**** Data for this task

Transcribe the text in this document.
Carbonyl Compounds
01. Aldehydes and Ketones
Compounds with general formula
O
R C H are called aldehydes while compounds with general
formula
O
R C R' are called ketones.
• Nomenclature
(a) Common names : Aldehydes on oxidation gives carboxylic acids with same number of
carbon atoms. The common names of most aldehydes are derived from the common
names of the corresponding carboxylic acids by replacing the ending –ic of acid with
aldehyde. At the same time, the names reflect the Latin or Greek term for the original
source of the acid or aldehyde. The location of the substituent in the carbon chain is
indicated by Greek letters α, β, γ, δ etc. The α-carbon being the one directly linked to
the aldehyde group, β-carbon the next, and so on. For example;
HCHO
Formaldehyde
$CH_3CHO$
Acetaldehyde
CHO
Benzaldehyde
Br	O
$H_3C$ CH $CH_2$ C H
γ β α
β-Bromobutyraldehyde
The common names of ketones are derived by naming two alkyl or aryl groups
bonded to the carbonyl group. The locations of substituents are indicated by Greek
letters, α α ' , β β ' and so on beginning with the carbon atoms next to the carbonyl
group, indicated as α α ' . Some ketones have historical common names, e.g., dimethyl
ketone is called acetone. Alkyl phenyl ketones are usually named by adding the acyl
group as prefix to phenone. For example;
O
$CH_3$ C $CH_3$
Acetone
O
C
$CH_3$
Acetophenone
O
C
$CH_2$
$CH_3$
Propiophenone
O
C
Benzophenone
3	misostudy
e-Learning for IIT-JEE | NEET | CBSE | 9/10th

********

» What you have to do: Find the lines containing "next" and pull them out.

» Result of this task:
the aldehyde group, β-carbon the next, and so on. For example;
letters, α α ' , β β ' and so on beginning with the carbon atoms next to the carbonyl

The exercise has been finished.